Copy nothing but the text: repeat each entry exactly and drop the images.

==== RECORDS FOR PROCESSING ====

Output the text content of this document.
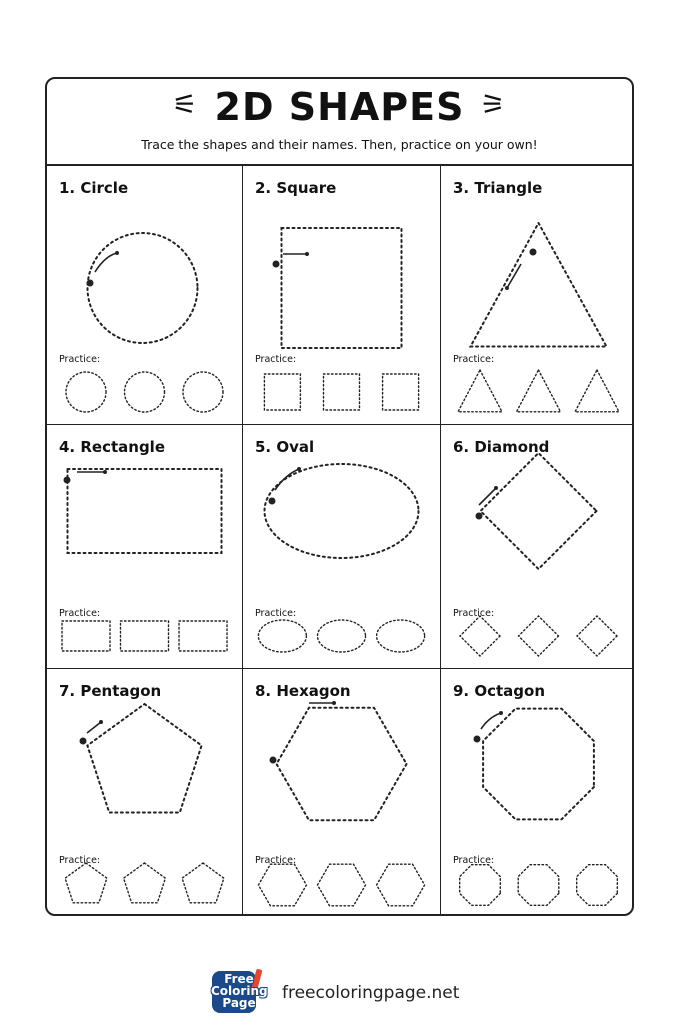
⚟ 2D SHAPES ⚞
Trace the shapes and their names. Then, practice on your own!
1. Circle
Practice:
2. Square
Practice:
3. Triangle
Practice:
4. Rectangle
Practice:
5. Oval
Practice:
6. Diamond
Practice:
7. Pentagon
Practice:
8. Hexagon
Practice:
9. Octagon
Practice:
Free
Coloring
Page	freecoloringpage.net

====

■ OUTPUT ■
Output the text content of this document.
⚟ 2D SHAPES ⚞
Trace the shapes and their names. Then, practice on your own!
1. Circle
Practice:
2. Square
Practice:
3. Triangle
Practice:
4. Rectangle
Practice:
5. Oval
Practice:
6. Diamond
Practice:
7. Pentagon
Practice:
8. Hexagon
Practice:
9. Octagon
Practice:
Free
Coloring
Page	freecoloringpage.net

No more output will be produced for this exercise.